__AIM OF THE EXERCISE__.
Locate the word "Volatilidades" in the data below, then copy every line that holds it.

__SUPPLIED RECORDS__.
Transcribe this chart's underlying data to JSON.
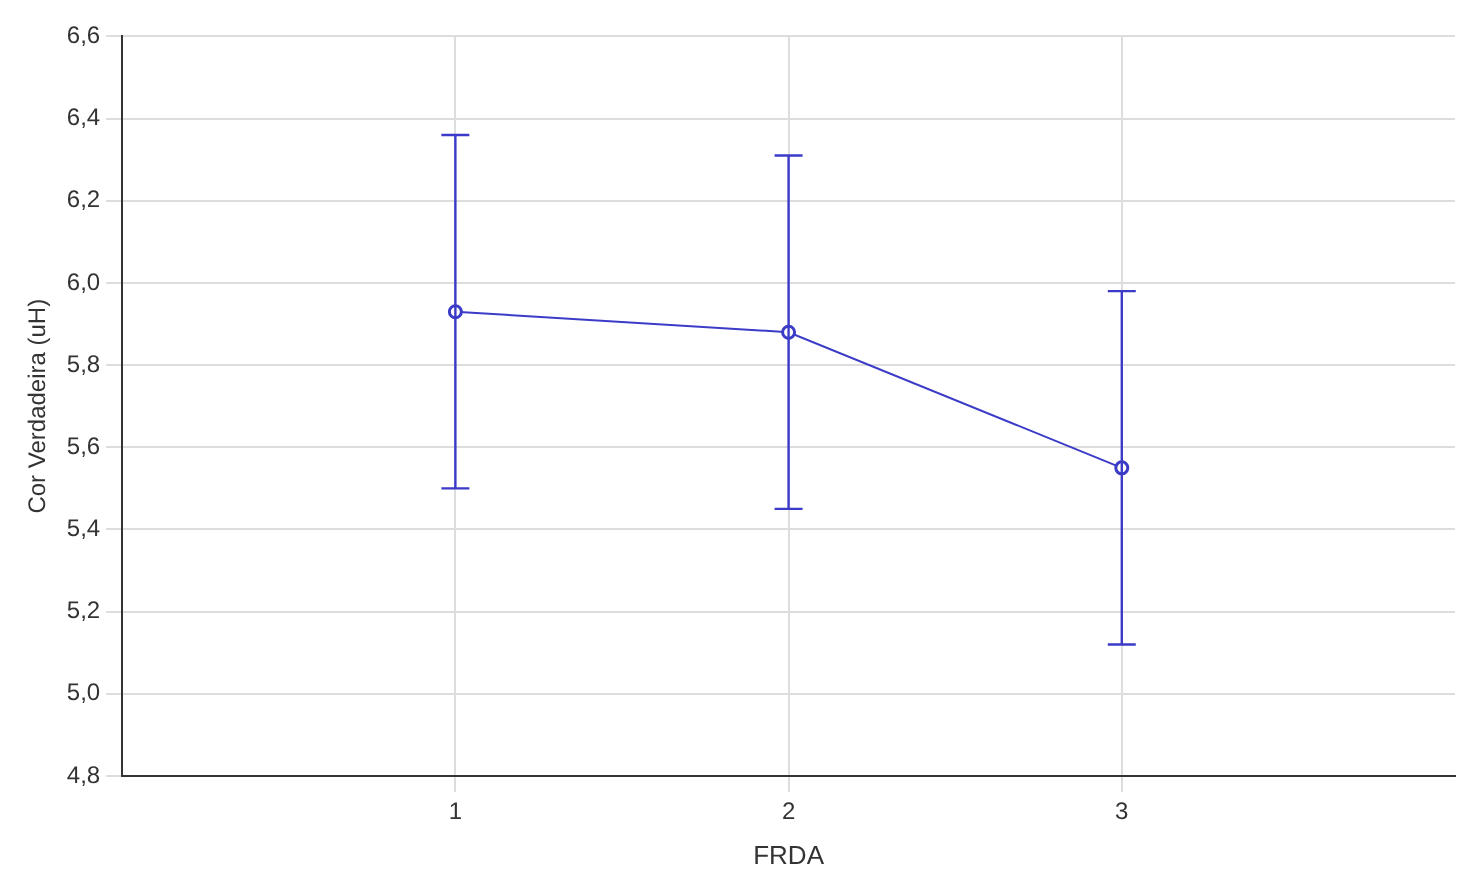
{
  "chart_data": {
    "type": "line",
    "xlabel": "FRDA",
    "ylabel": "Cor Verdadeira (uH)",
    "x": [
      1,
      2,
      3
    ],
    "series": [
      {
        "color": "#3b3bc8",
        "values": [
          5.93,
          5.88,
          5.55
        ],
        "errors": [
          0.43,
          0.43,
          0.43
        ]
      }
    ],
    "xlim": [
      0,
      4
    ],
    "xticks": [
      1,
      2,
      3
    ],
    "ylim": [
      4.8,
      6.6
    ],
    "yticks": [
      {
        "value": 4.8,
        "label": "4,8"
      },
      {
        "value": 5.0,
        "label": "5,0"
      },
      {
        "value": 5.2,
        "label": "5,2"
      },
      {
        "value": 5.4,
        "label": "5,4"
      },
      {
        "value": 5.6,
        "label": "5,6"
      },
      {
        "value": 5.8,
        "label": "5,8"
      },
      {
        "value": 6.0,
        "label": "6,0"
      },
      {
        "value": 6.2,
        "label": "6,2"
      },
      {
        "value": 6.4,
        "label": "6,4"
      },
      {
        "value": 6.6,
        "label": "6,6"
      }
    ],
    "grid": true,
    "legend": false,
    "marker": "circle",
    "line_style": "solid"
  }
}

* * *

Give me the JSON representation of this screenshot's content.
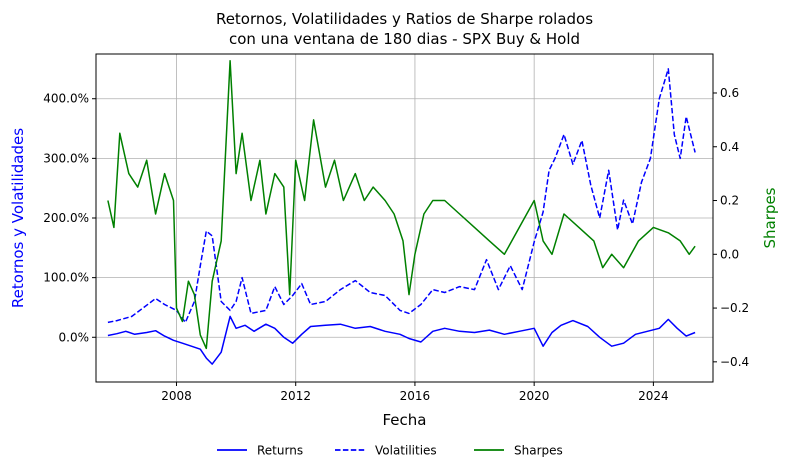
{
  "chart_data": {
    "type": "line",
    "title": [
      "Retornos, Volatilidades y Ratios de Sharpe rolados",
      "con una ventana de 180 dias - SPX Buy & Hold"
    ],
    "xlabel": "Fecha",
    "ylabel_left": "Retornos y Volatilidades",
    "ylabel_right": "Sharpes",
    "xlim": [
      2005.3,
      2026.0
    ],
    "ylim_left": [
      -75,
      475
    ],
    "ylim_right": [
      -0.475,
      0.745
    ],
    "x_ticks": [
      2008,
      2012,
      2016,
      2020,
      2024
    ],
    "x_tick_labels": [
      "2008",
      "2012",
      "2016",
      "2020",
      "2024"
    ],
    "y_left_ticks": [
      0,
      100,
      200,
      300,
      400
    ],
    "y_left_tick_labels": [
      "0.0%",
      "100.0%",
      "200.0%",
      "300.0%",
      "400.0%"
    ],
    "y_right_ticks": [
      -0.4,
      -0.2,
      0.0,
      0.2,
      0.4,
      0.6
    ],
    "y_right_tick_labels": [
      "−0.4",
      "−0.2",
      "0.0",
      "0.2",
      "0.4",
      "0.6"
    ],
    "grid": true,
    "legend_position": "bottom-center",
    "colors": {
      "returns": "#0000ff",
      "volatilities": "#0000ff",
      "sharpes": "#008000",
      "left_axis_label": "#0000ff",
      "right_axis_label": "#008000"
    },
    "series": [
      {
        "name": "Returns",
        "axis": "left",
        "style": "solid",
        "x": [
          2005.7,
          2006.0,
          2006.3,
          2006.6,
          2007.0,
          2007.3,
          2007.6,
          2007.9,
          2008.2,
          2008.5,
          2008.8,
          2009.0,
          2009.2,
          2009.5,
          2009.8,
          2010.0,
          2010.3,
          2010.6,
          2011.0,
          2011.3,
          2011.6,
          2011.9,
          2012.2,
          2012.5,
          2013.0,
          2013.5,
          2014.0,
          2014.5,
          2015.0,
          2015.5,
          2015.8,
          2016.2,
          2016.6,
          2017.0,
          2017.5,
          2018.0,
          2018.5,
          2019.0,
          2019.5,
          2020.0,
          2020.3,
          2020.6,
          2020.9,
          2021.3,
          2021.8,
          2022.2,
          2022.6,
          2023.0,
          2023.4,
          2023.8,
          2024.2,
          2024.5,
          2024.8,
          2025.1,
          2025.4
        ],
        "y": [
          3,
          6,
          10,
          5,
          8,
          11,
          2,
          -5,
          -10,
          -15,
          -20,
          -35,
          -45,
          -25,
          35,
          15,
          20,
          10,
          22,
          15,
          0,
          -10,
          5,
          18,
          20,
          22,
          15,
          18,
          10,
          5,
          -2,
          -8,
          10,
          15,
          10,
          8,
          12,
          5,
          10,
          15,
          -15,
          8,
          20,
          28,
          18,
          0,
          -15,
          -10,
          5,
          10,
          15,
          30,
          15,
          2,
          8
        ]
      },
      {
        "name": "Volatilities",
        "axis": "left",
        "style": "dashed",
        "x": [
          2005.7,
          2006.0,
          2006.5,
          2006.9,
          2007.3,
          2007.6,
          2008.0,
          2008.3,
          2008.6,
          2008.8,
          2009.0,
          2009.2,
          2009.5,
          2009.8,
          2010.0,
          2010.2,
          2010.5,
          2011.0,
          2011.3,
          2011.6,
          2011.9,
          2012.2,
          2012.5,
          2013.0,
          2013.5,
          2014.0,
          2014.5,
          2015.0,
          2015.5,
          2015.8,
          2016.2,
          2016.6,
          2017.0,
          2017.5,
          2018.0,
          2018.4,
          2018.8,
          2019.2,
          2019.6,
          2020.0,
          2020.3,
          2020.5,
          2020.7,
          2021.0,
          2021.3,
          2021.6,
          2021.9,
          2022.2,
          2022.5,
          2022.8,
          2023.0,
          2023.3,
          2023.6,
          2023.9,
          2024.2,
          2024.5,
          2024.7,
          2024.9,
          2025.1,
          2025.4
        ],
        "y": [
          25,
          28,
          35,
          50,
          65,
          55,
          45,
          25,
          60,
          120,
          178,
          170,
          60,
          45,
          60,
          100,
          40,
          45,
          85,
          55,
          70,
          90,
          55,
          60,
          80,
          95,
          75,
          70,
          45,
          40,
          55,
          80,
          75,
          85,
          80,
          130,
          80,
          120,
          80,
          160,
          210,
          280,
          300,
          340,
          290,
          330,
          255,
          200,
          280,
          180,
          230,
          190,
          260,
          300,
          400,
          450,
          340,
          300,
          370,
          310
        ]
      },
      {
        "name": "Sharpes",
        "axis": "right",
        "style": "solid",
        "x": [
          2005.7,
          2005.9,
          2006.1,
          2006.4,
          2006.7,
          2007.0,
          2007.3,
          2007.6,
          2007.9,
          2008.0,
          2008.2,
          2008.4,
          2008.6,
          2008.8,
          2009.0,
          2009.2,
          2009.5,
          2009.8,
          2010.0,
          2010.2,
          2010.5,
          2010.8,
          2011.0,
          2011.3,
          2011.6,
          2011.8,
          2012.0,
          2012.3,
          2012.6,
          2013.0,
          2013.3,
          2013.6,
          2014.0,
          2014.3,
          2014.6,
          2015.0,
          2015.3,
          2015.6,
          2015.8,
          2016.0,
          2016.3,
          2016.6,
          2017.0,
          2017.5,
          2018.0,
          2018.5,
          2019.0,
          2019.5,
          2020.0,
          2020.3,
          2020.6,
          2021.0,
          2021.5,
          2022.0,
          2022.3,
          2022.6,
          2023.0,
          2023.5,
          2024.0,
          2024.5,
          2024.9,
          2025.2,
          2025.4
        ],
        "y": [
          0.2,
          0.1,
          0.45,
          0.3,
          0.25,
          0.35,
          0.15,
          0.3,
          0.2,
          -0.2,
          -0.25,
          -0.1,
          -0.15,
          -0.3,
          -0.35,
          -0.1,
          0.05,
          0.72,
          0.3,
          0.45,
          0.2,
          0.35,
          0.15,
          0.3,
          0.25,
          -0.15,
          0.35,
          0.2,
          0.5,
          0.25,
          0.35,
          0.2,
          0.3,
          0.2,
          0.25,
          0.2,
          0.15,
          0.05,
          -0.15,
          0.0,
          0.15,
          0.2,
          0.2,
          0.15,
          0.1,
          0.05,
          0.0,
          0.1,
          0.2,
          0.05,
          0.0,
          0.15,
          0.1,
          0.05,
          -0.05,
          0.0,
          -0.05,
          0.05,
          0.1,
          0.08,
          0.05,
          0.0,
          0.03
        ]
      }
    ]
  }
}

* * *

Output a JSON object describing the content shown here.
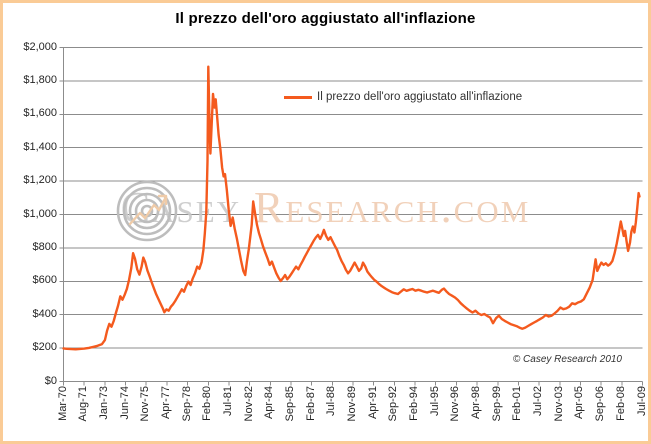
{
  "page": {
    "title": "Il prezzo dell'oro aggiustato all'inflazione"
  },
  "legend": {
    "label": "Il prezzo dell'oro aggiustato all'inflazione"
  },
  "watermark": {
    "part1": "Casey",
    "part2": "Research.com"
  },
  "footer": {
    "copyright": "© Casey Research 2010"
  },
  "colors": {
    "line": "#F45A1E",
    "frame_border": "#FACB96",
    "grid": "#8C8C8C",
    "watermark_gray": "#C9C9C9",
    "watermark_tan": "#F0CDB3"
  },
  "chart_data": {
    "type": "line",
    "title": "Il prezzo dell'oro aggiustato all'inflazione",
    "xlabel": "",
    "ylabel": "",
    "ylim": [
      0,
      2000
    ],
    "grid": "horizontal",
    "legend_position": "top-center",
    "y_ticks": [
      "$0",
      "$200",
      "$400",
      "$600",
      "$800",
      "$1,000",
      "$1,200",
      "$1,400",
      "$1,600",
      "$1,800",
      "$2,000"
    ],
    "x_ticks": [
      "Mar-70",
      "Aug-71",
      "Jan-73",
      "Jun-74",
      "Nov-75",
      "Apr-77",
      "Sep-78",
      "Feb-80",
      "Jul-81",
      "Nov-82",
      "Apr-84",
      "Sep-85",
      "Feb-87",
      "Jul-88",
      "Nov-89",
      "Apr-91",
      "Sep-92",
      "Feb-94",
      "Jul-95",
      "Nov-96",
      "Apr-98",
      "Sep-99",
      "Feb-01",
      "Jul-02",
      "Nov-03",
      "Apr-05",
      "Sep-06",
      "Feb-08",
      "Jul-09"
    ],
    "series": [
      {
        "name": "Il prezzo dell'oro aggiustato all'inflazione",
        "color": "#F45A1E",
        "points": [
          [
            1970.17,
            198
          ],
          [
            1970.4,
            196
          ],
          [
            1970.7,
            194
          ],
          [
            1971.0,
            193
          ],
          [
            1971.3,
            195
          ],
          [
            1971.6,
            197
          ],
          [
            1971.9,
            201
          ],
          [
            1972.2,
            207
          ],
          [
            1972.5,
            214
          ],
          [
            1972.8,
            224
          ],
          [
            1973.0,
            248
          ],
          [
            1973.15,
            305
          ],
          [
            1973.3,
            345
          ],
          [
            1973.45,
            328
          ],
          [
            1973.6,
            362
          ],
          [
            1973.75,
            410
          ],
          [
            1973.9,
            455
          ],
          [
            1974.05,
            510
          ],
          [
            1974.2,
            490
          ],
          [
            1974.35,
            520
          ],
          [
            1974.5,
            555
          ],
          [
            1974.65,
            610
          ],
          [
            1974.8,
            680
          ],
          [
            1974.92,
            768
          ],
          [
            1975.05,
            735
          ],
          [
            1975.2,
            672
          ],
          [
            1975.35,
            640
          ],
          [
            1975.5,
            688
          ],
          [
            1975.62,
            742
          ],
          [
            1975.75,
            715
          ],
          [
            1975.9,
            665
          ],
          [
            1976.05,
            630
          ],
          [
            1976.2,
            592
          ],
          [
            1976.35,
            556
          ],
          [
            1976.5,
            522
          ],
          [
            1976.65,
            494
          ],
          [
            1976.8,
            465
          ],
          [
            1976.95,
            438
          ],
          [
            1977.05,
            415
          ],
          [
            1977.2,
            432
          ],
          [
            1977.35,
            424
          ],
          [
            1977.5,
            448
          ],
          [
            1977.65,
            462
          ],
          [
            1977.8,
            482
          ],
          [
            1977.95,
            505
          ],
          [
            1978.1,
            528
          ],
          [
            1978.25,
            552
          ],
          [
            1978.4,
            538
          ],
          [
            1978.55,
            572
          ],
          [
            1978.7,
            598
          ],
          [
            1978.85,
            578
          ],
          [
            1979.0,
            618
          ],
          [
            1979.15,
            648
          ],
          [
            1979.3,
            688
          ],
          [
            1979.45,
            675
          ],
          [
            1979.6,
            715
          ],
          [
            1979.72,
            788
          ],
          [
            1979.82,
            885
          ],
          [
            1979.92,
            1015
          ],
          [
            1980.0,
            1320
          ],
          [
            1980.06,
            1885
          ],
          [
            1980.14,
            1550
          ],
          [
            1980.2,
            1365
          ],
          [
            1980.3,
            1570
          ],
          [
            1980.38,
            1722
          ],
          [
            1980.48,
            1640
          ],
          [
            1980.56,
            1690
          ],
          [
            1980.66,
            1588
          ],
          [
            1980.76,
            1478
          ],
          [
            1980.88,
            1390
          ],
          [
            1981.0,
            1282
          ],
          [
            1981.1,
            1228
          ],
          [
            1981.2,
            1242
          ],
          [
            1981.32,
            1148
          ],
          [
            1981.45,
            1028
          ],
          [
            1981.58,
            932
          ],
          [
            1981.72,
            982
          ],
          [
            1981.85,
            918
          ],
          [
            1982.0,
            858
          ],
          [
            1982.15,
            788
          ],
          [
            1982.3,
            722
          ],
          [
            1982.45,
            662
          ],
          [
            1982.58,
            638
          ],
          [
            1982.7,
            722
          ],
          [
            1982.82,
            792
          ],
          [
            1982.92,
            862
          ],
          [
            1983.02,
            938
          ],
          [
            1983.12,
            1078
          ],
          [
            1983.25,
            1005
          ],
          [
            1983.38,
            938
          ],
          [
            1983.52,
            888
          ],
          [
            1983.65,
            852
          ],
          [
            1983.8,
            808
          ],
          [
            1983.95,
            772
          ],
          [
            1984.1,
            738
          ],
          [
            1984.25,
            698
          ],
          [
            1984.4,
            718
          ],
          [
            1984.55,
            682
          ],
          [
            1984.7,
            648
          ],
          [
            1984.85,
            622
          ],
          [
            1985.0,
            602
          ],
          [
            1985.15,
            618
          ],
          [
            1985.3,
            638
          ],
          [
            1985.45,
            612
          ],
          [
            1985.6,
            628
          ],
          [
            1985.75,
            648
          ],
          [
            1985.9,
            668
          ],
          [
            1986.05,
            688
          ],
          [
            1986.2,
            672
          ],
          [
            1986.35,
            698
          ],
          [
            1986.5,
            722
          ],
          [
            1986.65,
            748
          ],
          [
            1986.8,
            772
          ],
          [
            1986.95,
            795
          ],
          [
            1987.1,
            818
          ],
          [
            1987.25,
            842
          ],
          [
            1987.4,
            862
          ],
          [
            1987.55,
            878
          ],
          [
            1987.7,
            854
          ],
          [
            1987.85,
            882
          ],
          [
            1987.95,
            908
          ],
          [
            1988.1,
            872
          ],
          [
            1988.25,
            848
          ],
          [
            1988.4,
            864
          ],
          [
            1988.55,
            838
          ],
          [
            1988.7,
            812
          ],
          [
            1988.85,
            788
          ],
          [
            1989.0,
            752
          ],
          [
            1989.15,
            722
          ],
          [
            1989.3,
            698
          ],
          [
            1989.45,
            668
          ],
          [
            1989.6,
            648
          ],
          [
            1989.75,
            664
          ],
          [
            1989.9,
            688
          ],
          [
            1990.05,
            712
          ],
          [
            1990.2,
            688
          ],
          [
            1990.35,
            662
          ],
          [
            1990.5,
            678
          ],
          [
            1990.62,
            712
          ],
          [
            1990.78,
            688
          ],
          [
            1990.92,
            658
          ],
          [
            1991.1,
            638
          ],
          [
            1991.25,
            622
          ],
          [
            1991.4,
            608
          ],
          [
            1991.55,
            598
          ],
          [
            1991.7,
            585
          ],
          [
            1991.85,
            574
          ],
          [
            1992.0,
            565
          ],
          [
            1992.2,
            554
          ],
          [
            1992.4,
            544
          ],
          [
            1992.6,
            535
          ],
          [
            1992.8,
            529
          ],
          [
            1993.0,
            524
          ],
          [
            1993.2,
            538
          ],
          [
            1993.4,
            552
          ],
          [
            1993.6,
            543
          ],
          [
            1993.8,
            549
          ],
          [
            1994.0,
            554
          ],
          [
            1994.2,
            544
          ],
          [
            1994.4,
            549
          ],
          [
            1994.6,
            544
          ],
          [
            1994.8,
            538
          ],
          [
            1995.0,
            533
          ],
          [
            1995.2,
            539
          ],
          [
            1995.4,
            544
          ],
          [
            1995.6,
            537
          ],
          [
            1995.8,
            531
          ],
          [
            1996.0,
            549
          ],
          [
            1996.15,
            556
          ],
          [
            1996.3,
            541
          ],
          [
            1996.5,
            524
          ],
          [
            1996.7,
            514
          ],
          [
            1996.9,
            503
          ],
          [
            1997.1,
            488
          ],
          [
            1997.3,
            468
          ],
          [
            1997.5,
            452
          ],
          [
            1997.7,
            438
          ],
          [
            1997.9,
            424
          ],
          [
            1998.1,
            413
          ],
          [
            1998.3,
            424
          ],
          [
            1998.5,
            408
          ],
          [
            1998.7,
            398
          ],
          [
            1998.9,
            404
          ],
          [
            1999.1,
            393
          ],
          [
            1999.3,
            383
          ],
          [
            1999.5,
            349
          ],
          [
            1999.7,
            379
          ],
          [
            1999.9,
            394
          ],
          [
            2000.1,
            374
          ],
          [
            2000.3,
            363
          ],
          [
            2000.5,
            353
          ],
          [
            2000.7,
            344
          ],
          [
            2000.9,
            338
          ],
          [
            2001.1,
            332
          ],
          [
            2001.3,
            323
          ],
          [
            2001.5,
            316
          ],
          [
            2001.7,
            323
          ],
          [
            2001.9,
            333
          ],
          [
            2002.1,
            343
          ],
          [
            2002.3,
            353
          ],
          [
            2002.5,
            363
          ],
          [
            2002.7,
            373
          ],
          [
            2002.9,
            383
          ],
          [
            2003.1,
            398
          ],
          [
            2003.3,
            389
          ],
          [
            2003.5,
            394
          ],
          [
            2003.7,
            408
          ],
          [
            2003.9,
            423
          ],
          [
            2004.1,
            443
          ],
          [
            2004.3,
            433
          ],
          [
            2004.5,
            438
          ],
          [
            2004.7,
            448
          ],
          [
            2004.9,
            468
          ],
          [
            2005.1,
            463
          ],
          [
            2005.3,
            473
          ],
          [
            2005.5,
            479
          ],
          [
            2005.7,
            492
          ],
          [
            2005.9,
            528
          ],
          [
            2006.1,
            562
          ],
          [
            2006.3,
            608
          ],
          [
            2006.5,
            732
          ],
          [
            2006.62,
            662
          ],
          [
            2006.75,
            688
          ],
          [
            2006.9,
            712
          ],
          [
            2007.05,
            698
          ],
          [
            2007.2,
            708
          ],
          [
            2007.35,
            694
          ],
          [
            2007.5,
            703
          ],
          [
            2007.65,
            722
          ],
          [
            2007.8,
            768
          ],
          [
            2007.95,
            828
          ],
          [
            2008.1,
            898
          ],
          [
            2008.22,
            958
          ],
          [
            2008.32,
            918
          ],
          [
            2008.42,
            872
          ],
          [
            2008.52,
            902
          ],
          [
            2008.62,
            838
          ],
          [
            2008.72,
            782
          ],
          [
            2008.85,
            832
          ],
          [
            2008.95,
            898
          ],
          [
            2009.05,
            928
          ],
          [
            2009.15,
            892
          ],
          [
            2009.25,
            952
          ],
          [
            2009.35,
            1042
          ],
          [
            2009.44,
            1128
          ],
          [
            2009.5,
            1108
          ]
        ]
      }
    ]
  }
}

__TASK SOLUTION__.
      "Retornos, Volatilidades y Ratios de Sharpe rolados",
    "ylabel_left": "Retornos y Volatilidades",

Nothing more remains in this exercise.